Task requirements: Scan the data below. Pull out each line where "Kernel" occurs.

Records supplied:
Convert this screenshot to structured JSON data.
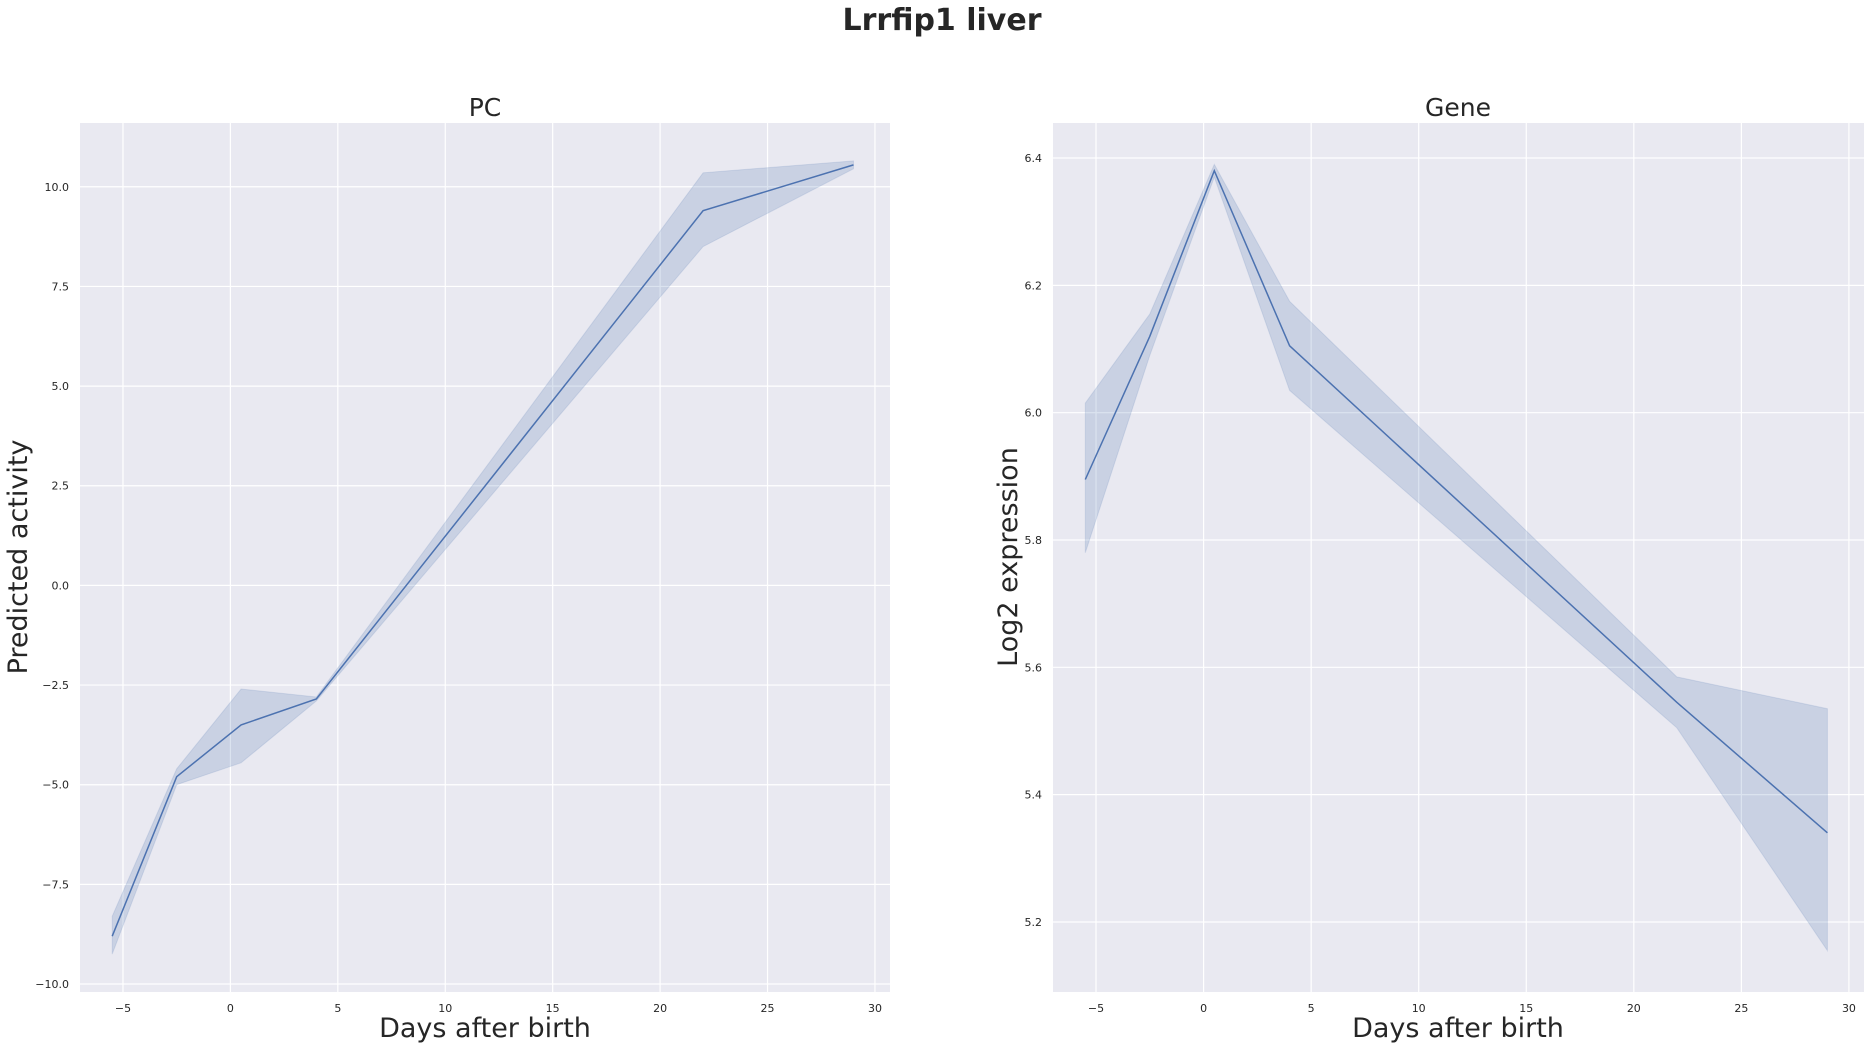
{
  "figure": {
    "title": "Lrrfip1 liver"
  },
  "colors": {
    "plot_background": "#e9e9f1",
    "grid": "#ffffff",
    "series": "#4c72b0",
    "text": "#262626"
  },
  "chart_data": [
    {
      "type": "line",
      "title": "PC",
      "xlabel": "Days after birth",
      "ylabel": "Predicted activity",
      "xlim": [
        -7,
        30.7
      ],
      "ylim": [
        -10.2,
        11.6
      ],
      "xticks": [
        -5,
        0,
        5,
        10,
        15,
        20,
        25,
        30
      ],
      "xtick_labels": [
        "−5",
        "0",
        "5",
        "10",
        "15",
        "20",
        "25",
        "30"
      ],
      "yticks": [
        -10,
        -7.5,
        -5,
        -2.5,
        0,
        2.5,
        5,
        7.5,
        10
      ],
      "ytick_labels": [
        "−10.0",
        "−7.5",
        "−5.0",
        "−2.5",
        "0.0",
        "2.5",
        "5.0",
        "7.5",
        "10.0"
      ],
      "grid": true,
      "series": [
        {
          "x": [
            -5.5,
            -2.5,
            0.5,
            4,
            22,
            29
          ],
          "y": [
            -8.8,
            -4.8,
            -3.5,
            -2.85,
            9.4,
            10.55
          ],
          "ci_low": [
            -9.25,
            -5.0,
            -4.45,
            -2.9,
            8.5,
            10.45
          ],
          "ci_high": [
            -8.3,
            -4.6,
            -2.6,
            -2.8,
            10.35,
            10.65
          ]
        }
      ]
    },
    {
      "type": "line",
      "title": "Gene",
      "xlabel": "Days after birth",
      "ylabel": "Log2 expression",
      "xlim": [
        -7,
        30.7
      ],
      "ylim": [
        5.09,
        6.455
      ],
      "xticks": [
        -5,
        0,
        5,
        10,
        15,
        20,
        25,
        30
      ],
      "xtick_labels": [
        "−5",
        "0",
        "5",
        "10",
        "15",
        "20",
        "25",
        "30"
      ],
      "yticks": [
        5.2,
        5.4,
        5.6,
        5.8,
        6.0,
        6.2,
        6.4
      ],
      "ytick_labels": [
        "5.2",
        "5.4",
        "5.6",
        "5.8",
        "6.0",
        "6.2",
        "6.4"
      ],
      "grid": true,
      "series": [
        {
          "x": [
            -5.5,
            -2.5,
            0.5,
            4,
            22,
            29
          ],
          "y": [
            5.895,
            6.12,
            6.38,
            6.105,
            5.545,
            5.34
          ],
          "ci_low": [
            5.78,
            6.09,
            6.37,
            6.035,
            5.505,
            5.155
          ],
          "ci_high": [
            6.015,
            6.155,
            6.39,
            6.175,
            5.585,
            5.535
          ]
        }
      ]
    }
  ]
}
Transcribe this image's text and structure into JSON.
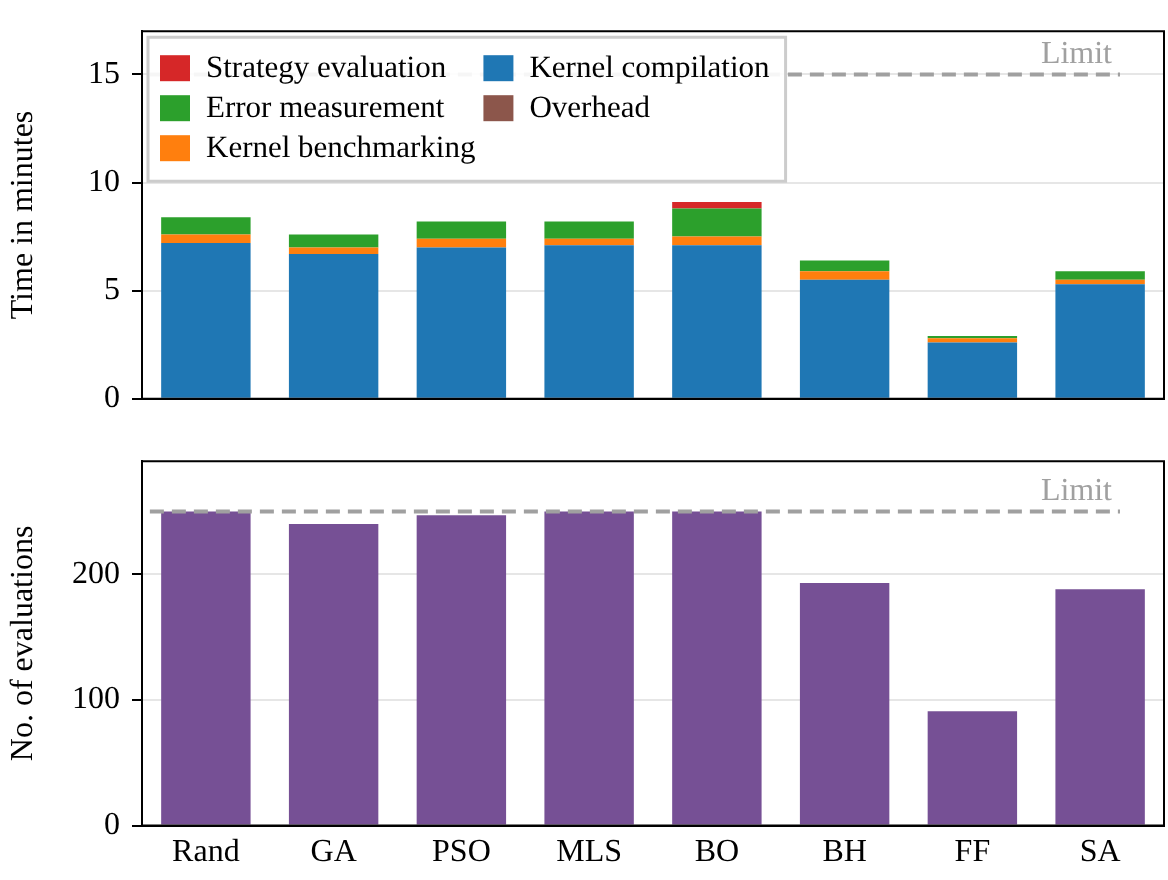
{
  "chart_data": [
    {
      "type": "bar",
      "ylabel": "Time in minutes",
      "categories": [
        null,
        null,
        null,
        null,
        null,
        null,
        null,
        null
      ],
      "stacked": true,
      "series": [
        {
          "name": "Overhead",
          "color": "#8c564b",
          "values": [
            0,
            0,
            0,
            0,
            0,
            0,
            0,
            0
          ]
        },
        {
          "name": "Kernel compilation",
          "color": "#1f77b4",
          "values": [
            7.2,
            6.7,
            7.0,
            7.1,
            7.1,
            5.5,
            2.6,
            5.3
          ]
        },
        {
          "name": "Kernel benchmarking",
          "color": "#ff7f0e",
          "values": [
            0.4,
            0.3,
            0.4,
            0.3,
            0.4,
            0.4,
            0.2,
            0.2
          ]
        },
        {
          "name": "Error measurement",
          "color": "#2ca02c",
          "values": [
            0.8,
            0.6,
            0.8,
            0.8,
            1.3,
            0.5,
            0.1,
            0.4
          ]
        },
        {
          "name": "Strategy evaluation",
          "color": "#d62728",
          "values": [
            0,
            0,
            0,
            0,
            0.3,
            0,
            0,
            0
          ]
        }
      ],
      "ylim": [
        0,
        17
      ],
      "yticks": [
        0,
        5,
        10,
        15
      ],
      "grid": "y",
      "legend": "top left",
      "tick_labels": "y",
      "ref_lines": [
        {
          "axis": "y",
          "value": 15,
          "label": "Limit",
          "color": "#a0a0a0",
          "line_style": "dashed"
        }
      ]
    },
    {
      "type": "bar",
      "ylabel": "No. of evaluations",
      "categories": [
        "Rand",
        "GA",
        "PSO",
        "MLS",
        "BO",
        "BH",
        "FF",
        "SA"
      ],
      "values": [
        250,
        240,
        247,
        250,
        250,
        193,
        91,
        188
      ],
      "color": "#765095",
      "ylim": [
        0,
        290
      ],
      "yticks": [
        0,
        100,
        200
      ],
      "grid": "y",
      "ref_lines": [
        {
          "axis": "y",
          "value": 250,
          "label": "Limit",
          "color": "#a0a0a0",
          "line_style": "dashed"
        }
      ]
    }
  ]
}
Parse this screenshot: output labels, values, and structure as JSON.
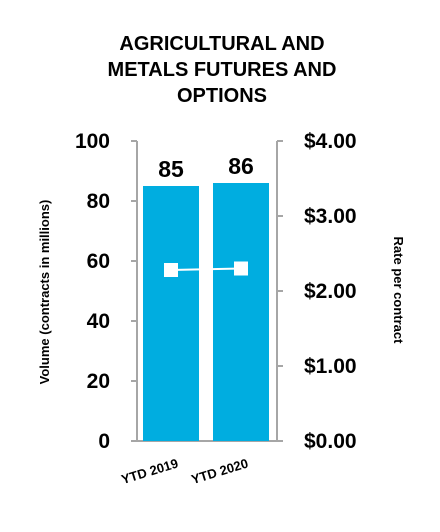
{
  "chart_data": {
    "type": "bar",
    "title_lines": [
      "AGRICULTURAL AND",
      "METALS FUTURES AND",
      "OPTIONS"
    ],
    "categories": [
      "YTD 2019",
      "YTD 2020"
    ],
    "series": [
      {
        "type": "bar",
        "axis": "left",
        "values": [
          85,
          86
        ],
        "data_labels": [
          "85",
          "86"
        ],
        "color": "#00ADE0"
      },
      {
        "type": "line",
        "axis": "right",
        "values": [
          2.28,
          2.3
        ],
        "color": "#FFFFFF",
        "marker": "square"
      }
    ],
    "ylabel": "Volume (contracts in millions)",
    "y2label": "Rate per contract",
    "ylim": [
      0,
      100
    ],
    "y2lim": [
      0,
      4
    ],
    "yticks": [
      "0",
      "20",
      "40",
      "60",
      "80",
      "100"
    ],
    "y2ticks": [
      "$0.00",
      "$1.00",
      "$2.00",
      "$3.00",
      "$4.00"
    ],
    "grid": false,
    "axis_color": "#A6A6A6"
  }
}
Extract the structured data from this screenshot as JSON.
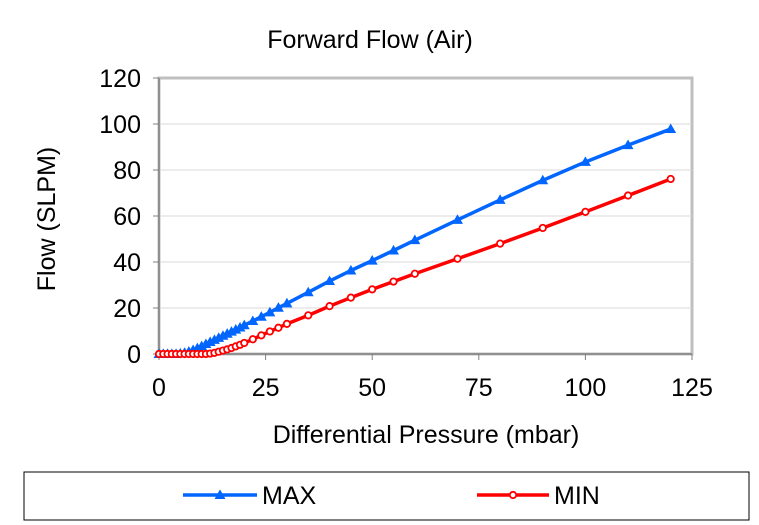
{
  "chart_data": {
    "type": "line",
    "title": "Forward Flow (Air)",
    "xlabel": "Differential Pressure (mbar)",
    "ylabel": "Flow (SLPM)",
    "xlim": [
      0,
      125
    ],
    "ylim": [
      0,
      120
    ],
    "xticks": [
      0,
      25,
      50,
      75,
      100,
      125
    ],
    "yticks": [
      0,
      20,
      40,
      60,
      80,
      100,
      120
    ],
    "grid": "horizontal",
    "legend": "bottom",
    "series": [
      {
        "name": "MAX",
        "color": "#0066FF",
        "marker": "triangle",
        "x": [
          0,
          1,
          2,
          3,
          4,
          5,
          6,
          7,
          8,
          9,
          10,
          11,
          12,
          13,
          14,
          15,
          16,
          17,
          18,
          19,
          20,
          22,
          24,
          26,
          28,
          30,
          35,
          40,
          45,
          50,
          55,
          60,
          70,
          80,
          90,
          100,
          110,
          120
        ],
        "y": [
          0,
          0,
          0,
          0,
          0,
          0.2,
          0.5,
          1,
          1.7,
          2.5,
          3.4,
          4.3,
          5.2,
          6.1,
          7,
          7.9,
          8.8,
          9.7,
          10.6,
          11.5,
          12.5,
          14.3,
          16.2,
          18.1,
          20.1,
          22,
          26.8,
          31.7,
          36.3,
          40.6,
          45,
          49.5,
          58.3,
          67,
          75.5,
          83.5,
          90.8,
          97.8
        ]
      },
      {
        "name": "MIN",
        "color": "#FF0000",
        "marker": "circle",
        "x": [
          0,
          1,
          2,
          3,
          4,
          5,
          6,
          7,
          8,
          9,
          10,
          11,
          12,
          13,
          14,
          15,
          16,
          17,
          18,
          19,
          20,
          22,
          24,
          26,
          28,
          30,
          35,
          40,
          45,
          50,
          55,
          60,
          70,
          80,
          90,
          100,
          110,
          120
        ],
        "y": [
          0,
          0,
          0,
          0,
          0,
          0,
          0,
          0,
          0,
          0,
          0,
          0,
          0.2,
          0.5,
          1,
          1.5,
          2,
          2.6,
          3.3,
          4,
          4.8,
          6.4,
          8.1,
          9.8,
          11.4,
          13.1,
          16.8,
          20.8,
          24.5,
          28.1,
          31.5,
          34.9,
          41.4,
          48,
          54.8,
          61.8,
          68.9,
          76.1
        ]
      }
    ]
  }
}
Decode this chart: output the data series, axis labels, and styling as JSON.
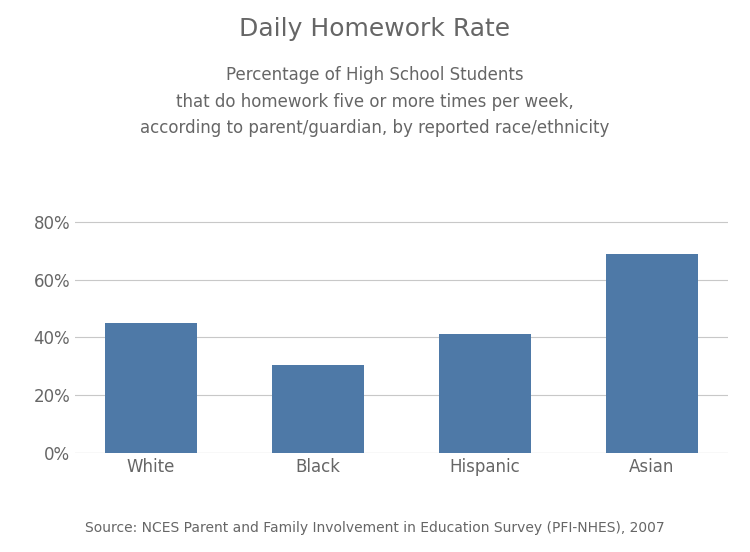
{
  "title": "Daily Homework Rate",
  "subtitle": "Percentage of High School Students\nthat do homework five or more times per week,\naccording to parent/guardian, by reported race/ethnicity",
  "categories": [
    "White",
    "Black",
    "Hispanic",
    "Asian"
  ],
  "values": [
    0.45,
    0.305,
    0.41,
    0.69
  ],
  "bar_color": "#4e79a7",
  "ylim": [
    0,
    0.88
  ],
  "yticks": [
    0.0,
    0.2,
    0.4,
    0.6,
    0.8
  ],
  "ytick_labels": [
    "0%",
    "20%",
    "40%",
    "60%",
    "80%"
  ],
  "source_text": "Source: NCES Parent and Family Involvement in Education Survey (PFI-NHES), 2007",
  "title_fontsize": 18,
  "subtitle_fontsize": 12,
  "tick_fontsize": 12,
  "source_fontsize": 10,
  "background_color": "#ffffff",
  "grid_color": "#c8c8c8",
  "text_color": "#666666"
}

Solved exercise:
          "name": "Kernel compilation",
          "name": "Kernel benchmarking",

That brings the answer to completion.